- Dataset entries
** Begin **

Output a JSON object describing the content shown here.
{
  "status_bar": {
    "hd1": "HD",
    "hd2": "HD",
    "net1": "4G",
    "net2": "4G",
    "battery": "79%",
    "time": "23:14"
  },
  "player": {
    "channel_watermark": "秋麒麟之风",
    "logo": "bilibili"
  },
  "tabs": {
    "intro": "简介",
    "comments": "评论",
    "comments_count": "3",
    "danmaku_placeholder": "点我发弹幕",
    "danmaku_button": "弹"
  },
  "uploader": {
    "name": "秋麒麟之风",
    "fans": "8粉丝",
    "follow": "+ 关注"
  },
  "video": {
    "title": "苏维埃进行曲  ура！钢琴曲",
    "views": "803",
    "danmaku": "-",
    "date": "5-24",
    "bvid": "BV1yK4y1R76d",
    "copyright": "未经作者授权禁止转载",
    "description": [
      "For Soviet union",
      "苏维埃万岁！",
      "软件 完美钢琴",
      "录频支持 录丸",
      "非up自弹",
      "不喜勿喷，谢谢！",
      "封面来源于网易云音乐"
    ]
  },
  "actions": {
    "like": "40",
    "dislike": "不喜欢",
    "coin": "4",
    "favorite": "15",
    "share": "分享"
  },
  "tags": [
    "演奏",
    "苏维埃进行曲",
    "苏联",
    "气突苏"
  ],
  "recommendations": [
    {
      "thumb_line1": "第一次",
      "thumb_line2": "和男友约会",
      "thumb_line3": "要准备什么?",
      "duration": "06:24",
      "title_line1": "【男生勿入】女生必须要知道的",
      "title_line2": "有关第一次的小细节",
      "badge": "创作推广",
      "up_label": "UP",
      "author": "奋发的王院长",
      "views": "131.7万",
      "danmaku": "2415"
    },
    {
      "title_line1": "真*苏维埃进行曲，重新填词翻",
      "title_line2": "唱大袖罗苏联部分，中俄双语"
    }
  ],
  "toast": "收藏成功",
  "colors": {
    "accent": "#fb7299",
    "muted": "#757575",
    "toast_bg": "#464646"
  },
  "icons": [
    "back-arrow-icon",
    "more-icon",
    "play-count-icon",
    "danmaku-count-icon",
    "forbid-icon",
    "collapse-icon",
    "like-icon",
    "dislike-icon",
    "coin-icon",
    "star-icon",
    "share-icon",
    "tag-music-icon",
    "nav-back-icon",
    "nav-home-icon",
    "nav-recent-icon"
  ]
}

** End **
** Begin **

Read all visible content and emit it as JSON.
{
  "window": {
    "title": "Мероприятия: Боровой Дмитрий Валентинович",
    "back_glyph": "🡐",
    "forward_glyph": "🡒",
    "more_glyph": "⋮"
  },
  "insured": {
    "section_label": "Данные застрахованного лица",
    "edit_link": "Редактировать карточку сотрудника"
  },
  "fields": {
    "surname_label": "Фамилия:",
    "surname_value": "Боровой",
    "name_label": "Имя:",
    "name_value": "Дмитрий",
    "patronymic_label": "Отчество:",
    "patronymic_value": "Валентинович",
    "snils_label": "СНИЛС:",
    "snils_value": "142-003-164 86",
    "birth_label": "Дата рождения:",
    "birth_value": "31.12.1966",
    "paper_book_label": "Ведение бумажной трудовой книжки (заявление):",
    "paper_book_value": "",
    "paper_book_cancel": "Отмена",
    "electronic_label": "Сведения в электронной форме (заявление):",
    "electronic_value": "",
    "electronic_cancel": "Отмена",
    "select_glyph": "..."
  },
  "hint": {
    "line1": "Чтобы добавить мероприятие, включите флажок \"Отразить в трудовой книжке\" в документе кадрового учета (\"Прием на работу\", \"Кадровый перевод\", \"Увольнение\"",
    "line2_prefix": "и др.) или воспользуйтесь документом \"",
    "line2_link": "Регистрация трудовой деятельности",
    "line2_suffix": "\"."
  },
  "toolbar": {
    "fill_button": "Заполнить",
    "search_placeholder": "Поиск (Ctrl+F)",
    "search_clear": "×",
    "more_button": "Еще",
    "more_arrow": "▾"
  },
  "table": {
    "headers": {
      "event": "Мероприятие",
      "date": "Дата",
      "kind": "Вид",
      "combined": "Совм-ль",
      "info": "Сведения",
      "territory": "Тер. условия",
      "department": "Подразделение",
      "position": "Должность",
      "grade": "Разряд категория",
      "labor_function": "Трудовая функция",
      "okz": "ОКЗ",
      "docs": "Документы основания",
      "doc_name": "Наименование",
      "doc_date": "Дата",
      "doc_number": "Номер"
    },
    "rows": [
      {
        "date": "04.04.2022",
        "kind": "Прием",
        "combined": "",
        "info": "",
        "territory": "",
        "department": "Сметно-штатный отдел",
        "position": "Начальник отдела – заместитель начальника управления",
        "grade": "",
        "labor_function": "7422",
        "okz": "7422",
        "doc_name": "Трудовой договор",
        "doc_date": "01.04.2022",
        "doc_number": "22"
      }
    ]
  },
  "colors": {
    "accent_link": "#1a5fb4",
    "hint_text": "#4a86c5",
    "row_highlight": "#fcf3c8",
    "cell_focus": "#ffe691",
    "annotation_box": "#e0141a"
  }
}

** End **

- WHAT IS REQUIRED
Give only the number of lines in the material above that include the word "Отмена".

- REPLY
2